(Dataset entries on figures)
-*-
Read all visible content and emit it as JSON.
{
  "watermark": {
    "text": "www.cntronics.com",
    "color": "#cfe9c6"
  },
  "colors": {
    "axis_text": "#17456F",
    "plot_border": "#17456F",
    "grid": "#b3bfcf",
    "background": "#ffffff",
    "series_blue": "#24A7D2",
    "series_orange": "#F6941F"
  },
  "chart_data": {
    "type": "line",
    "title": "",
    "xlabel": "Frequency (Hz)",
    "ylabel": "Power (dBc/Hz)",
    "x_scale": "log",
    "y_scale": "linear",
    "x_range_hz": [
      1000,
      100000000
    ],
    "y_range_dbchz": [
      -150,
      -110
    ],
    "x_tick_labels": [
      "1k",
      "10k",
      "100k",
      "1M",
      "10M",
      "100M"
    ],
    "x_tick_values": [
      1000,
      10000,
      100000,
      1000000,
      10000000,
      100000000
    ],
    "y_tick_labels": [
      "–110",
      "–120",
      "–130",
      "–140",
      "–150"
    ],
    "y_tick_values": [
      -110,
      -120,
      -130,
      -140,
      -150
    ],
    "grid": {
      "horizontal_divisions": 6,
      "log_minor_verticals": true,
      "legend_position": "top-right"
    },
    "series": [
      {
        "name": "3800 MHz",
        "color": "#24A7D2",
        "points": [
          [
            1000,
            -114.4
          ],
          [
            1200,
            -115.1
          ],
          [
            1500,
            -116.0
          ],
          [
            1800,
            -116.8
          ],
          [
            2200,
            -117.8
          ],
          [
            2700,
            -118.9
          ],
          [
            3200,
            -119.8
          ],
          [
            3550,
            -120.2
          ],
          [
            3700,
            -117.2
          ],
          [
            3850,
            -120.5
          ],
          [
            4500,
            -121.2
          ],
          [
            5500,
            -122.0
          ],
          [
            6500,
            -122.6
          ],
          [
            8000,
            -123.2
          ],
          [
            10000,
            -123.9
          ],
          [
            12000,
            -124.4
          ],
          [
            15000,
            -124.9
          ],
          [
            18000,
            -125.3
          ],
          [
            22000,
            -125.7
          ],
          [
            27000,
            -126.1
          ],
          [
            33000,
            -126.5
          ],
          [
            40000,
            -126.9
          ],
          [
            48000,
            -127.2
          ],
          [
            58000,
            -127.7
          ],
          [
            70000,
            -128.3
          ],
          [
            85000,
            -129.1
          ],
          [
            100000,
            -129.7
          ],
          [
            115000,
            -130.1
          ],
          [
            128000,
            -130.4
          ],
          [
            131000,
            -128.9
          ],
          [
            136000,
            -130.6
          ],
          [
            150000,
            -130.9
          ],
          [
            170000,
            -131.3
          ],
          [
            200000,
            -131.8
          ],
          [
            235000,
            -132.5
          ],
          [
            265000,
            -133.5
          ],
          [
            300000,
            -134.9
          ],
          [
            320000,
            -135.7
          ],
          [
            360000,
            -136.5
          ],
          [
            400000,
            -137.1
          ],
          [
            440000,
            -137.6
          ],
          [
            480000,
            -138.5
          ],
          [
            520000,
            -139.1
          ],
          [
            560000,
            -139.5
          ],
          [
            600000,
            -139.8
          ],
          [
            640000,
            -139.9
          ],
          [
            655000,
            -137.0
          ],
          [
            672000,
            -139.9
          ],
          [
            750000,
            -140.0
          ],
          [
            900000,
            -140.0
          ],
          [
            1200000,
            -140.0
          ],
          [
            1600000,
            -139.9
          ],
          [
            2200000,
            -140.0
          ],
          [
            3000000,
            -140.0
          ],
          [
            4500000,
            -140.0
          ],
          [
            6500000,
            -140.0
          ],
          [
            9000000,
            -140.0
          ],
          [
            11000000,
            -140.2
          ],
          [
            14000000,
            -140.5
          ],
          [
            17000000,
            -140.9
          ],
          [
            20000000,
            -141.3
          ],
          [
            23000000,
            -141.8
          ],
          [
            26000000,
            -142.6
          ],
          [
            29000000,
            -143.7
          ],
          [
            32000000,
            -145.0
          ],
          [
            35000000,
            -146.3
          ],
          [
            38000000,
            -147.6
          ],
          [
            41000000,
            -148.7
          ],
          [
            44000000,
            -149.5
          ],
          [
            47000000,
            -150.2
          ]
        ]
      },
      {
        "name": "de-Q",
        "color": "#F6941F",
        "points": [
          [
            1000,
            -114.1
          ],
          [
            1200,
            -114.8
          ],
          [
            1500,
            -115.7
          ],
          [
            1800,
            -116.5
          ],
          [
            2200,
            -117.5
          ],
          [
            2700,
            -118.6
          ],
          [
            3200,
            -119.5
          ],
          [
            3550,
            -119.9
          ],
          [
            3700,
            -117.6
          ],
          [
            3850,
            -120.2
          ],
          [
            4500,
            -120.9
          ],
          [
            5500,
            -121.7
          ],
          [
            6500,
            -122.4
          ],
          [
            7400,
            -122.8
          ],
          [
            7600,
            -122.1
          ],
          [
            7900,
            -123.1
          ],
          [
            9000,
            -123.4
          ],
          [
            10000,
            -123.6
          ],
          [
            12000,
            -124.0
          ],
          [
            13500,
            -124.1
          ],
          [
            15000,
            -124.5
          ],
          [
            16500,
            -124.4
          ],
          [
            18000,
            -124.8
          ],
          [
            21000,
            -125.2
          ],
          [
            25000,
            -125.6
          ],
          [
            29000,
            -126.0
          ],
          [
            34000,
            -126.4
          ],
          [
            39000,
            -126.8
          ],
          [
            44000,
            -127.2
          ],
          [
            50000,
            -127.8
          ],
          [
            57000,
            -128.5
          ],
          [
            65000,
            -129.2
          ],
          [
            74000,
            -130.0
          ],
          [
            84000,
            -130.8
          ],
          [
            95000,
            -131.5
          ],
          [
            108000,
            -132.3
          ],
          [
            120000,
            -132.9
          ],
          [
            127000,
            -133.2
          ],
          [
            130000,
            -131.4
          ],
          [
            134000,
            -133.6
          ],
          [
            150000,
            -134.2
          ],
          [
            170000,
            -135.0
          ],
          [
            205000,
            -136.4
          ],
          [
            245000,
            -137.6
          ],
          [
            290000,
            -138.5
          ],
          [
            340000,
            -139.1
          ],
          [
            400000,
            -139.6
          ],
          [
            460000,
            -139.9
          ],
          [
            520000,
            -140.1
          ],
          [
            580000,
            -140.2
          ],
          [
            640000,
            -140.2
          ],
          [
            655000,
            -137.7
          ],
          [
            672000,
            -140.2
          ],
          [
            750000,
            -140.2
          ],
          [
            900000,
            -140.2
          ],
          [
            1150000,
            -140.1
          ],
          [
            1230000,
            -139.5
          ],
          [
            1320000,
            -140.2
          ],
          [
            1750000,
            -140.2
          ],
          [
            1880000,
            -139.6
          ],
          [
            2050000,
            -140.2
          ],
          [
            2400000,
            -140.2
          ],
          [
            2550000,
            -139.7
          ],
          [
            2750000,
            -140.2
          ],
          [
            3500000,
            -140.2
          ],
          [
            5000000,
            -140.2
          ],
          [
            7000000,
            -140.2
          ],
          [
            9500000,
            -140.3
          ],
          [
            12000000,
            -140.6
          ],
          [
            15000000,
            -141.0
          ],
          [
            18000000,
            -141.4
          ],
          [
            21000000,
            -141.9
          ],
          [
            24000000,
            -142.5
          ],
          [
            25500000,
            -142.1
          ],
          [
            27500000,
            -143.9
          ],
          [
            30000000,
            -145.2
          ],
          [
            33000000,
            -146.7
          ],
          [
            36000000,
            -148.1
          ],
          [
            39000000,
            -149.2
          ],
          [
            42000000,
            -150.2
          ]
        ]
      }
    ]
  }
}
-*-
What is expected> Repeat every line of the data, exactly and in full.

Worked answer>
Read all visible content and emit it as JSON.
{
  "watermark": {
    "text": "www.cntronics.com",
    "color": "#cfe9c6"
  },
  "colors": {
    "axis_text": "#17456F",
    "plot_border": "#17456F",
    "grid": "#b3bfcf",
    "background": "#ffffff",
    "series_blue": "#24A7D2",
    "series_orange": "#F6941F"
  },
  "chart_data": {
    "type": "line",
    "title": "",
    "xlabel": "Frequency (Hz)",
    "ylabel": "Power (dBc/Hz)",
    "x_scale": "log",
    "y_scale": "linear",
    "x_range_hz": [
      1000,
      100000000
    ],
    "y_range_dbchz": [
      -150,
      -110
    ],
    "x_tick_labels": [
      "1k",
      "10k",
      "100k",
      "1M",
      "10M",
      "100M"
    ],
    "x_tick_values": [
      1000,
      10000,
      100000,
      1000000,
      10000000,
      100000000
    ],
    "y_tick_labels": [
      "–110",
      "–120",
      "–130",
      "–140",
      "–150"
    ],
    "y_tick_values": [
      -110,
      -120,
      -130,
      -140,
      -150
    ],
    "grid": {
      "horizontal_divisions": 6,
      "log_minor_verticals": true,
      "legend_position": "top-right"
    },
    "series": [
      {
        "name": "3800 MHz",
        "color": "#24A7D2",
        "points": [
          [
            1000,
            -114.4
          ],
          [
            1200,
            -115.1
          ],
          [
            1500,
            -116.0
          ],
          [
            1800,
            -116.8
          ],
          [
            2200,
            -117.8
          ],
          [
            2700,
            -118.9
          ],
          [
            3200,
            -119.8
          ],
          [
            3550,
            -120.2
          ],
          [
            3700,
            -117.2
          ],
          [
            3850,
            -120.5
          ],
          [
            4500,
            -121.2
          ],
          [
            5500,
            -122.0
          ],
          [
            6500,
            -122.6
          ],
          [
            8000,
            -123.2
          ],
          [
            10000,
            -123.9
          ],
          [
            12000,
            -124.4
          ],
          [
            15000,
            -124.9
          ],
          [
            18000,
            -125.3
          ],
          [
            22000,
            -125.7
          ],
          [
            27000,
            -126.1
          ],
          [
            33000,
            -126.5
          ],
          [
            40000,
            -126.9
          ],
          [
            48000,
            -127.2
          ],
          [
            58000,
            -127.7
          ],
          [
            70000,
            -128.3
          ],
          [
            85000,
            -129.1
          ],
          [
            100000,
            -129.7
          ],
          [
            115000,
            -130.1
          ],
          [
            128000,
            -130.4
          ],
          [
            131000,
            -128.9
          ],
          [
            136000,
            -130.6
          ],
          [
            150000,
            -130.9
          ],
          [
            170000,
            -131.3
          ],
          [
            200000,
            -131.8
          ],
          [
            235000,
            -132.5
          ],
          [
            265000,
            -133.5
          ],
          [
            300000,
            -134.9
          ],
          [
            320000,
            -135.7
          ],
          [
            360000,
            -136.5
          ],
          [
            400000,
            -137.1
          ],
          [
            440000,
            -137.6
          ],
          [
            480000,
            -138.5
          ],
          [
            520000,
            -139.1
          ],
          [
            560000,
            -139.5
          ],
          [
            600000,
            -139.8
          ],
          [
            640000,
            -139.9
          ],
          [
            655000,
            -137.0
          ],
          [
            672000,
            -139.9
          ],
          [
            750000,
            -140.0
          ],
          [
            900000,
            -140.0
          ],
          [
            1200000,
            -140.0
          ],
          [
            1600000,
            -139.9
          ],
          [
            2200000,
            -140.0
          ],
          [
            3000000,
            -140.0
          ],
          [
            4500000,
            -140.0
          ],
          [
            6500000,
            -140.0
          ],
          [
            9000000,
            -140.0
          ],
          [
            11000000,
            -140.2
          ],
          [
            14000000,
            -140.5
          ],
          [
            17000000,
            -140.9
          ],
          [
            20000000,
            -141.3
          ],
          [
            23000000,
            -141.8
          ],
          [
            26000000,
            -142.6
          ],
          [
            29000000,
            -143.7
          ],
          [
            32000000,
            -145.0
          ],
          [
            35000000,
            -146.3
          ],
          [
            38000000,
            -147.6
          ],
          [
            41000000,
            -148.7
          ],
          [
            44000000,
            -149.5
          ],
          [
            47000000,
            -150.2
          ]
        ]
      },
      {
        "name": "de-Q",
        "color": "#F6941F",
        "points": [
          [
            1000,
            -114.1
          ],
          [
            1200,
            -114.8
          ],
          [
            1500,
            -115.7
          ],
          [
            1800,
            -116.5
          ],
          [
            2200,
            -117.5
          ],
          [
            2700,
            -118.6
          ],
          [
            3200,
            -119.5
          ],
          [
            3550,
            -119.9
          ],
          [
            3700,
            -117.6
          ],
          [
            3850,
            -120.2
          ],
          [
            4500,
            -120.9
          ],
          [
            5500,
            -121.7
          ],
          [
            6500,
            -122.4
          ],
          [
            7400,
            -122.8
          ],
          [
            7600,
            -122.1
          ],
          [
            7900,
            -123.1
          ],
          [
            9000,
            -123.4
          ],
          [
            10000,
            -123.6
          ],
          [
            12000,
            -124.0
          ],
          [
            13500,
            -124.1
          ],
          [
            15000,
            -124.5
          ],
          [
            16500,
            -124.4
          ],
          [
            18000,
            -124.8
          ],
          [
            21000,
            -125.2
          ],
          [
            25000,
            -125.6
          ],
          [
            29000,
            -126.0
          ],
          [
            34000,
            -126.4
          ],
          [
            39000,
            -126.8
          ],
          [
            44000,
            -127.2
          ],
          [
            50000,
            -127.8
          ],
          [
            57000,
            -128.5
          ],
          [
            65000,
            -129.2
          ],
          [
            74000,
            -130.0
          ],
          [
            84000,
            -130.8
          ],
          [
            95000,
            -131.5
          ],
          [
            108000,
            -132.3
          ],
          [
            120000,
            -132.9
          ],
          [
            127000,
            -133.2
          ],
          [
            130000,
            -131.4
          ],
          [
            134000,
            -133.6
          ],
          [
            150000,
            -134.2
          ],
          [
            170000,
            -135.0
          ],
          [
            205000,
            -136.4
          ],
          [
            245000,
            -137.6
          ],
          [
            290000,
            -138.5
          ],
          [
            340000,
            -139.1
          ],
          [
            400000,
            -139.6
          ],
          [
            460000,
            -139.9
          ],
          [
            520000,
            -140.1
          ],
          [
            580000,
            -140.2
          ],
          [
            640000,
            -140.2
          ],
          [
            655000,
            -137.7
          ],
          [
            672000,
            -140.2
          ],
          [
            750000,
            -140.2
          ],
          [
            900000,
            -140.2
          ],
          [
            1150000,
            -140.1
          ],
          [
            1230000,
            -139.5
          ],
          [
            1320000,
            -140.2
          ],
          [
            1750000,
            -140.2
          ],
          [
            1880000,
            -139.6
          ],
          [
            2050000,
            -140.2
          ],
          [
            2400000,
            -140.2
          ],
          [
            2550000,
            -139.7
          ],
          [
            2750000,
            -140.2
          ],
          [
            3500000,
            -140.2
          ],
          [
            5000000,
            -140.2
          ],
          [
            7000000,
            -140.2
          ],
          [
            9500000,
            -140.3
          ],
          [
            12000000,
            -140.6
          ],
          [
            15000000,
            -141.0
          ],
          [
            18000000,
            -141.4
          ],
          [
            21000000,
            -141.9
          ],
          [
            24000000,
            -142.5
          ],
          [
            25500000,
            -142.1
          ],
          [
            27500000,
            -143.9
          ],
          [
            30000000,
            -145.2
          ],
          [
            33000000,
            -146.7
          ],
          [
            36000000,
            -148.1
          ],
          [
            39000000,
            -149.2
          ],
          [
            42000000,
            -150.2
          ]
        ]
      }
    ]
  }
}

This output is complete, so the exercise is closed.